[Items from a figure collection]
┏━━

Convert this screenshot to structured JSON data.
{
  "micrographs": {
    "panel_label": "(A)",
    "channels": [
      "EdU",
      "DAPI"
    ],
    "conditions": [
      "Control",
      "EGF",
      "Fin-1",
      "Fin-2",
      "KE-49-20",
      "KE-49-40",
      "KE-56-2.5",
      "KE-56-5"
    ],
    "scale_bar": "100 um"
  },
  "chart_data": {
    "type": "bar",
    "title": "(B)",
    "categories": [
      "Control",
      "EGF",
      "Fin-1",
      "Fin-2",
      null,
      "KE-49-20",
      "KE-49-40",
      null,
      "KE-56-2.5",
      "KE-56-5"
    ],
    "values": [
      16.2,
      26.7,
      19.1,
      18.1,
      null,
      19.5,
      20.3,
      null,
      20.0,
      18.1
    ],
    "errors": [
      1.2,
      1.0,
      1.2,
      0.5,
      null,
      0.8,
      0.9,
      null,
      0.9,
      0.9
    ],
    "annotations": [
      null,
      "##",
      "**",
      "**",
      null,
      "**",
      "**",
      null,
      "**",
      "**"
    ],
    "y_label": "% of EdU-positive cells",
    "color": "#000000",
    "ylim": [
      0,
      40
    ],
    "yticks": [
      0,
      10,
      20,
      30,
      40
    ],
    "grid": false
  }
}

┗━━

__EXERCISE BRIEF__.
The full set of entries should appear again, unchanged, line by line.

__EXERCISE SOLUTION__.
Convert this screenshot to structured JSON data.
{
  "micrographs": {
    "panel_label": "(A)",
    "channels": [
      "EdU",
      "DAPI"
    ],
    "conditions": [
      "Control",
      "EGF",
      "Fin-1",
      "Fin-2",
      "KE-49-20",
      "KE-49-40",
      "KE-56-2.5",
      "KE-56-5"
    ],
    "scale_bar": "100 um"
  },
  "chart_data": {
    "type": "bar",
    "title": "(B)",
    "categories": [
      "Control",
      "EGF",
      "Fin-1",
      "Fin-2",
      null,
      "KE-49-20",
      "KE-49-40",
      null,
      "KE-56-2.5",
      "KE-56-5"
    ],
    "values": [
      16.2,
      26.7,
      19.1,
      18.1,
      null,
      19.5,
      20.3,
      null,
      20.0,
      18.1
    ],
    "errors": [
      1.2,
      1.0,
      1.2,
      0.5,
      null,
      0.8,
      0.9,
      null,
      0.9,
      0.9
    ],
    "annotations": [
      null,
      "##",
      "**",
      "**",
      null,
      "**",
      "**",
      null,
      "**",
      "**"
    ],
    "y_label": "% of EdU-positive cells",
    "color": "#000000",
    "ylim": [
      0,
      40
    ],
    "yticks": [
      0,
      10,
      20,
      30,
      40
    ],
    "grid": false
  }
}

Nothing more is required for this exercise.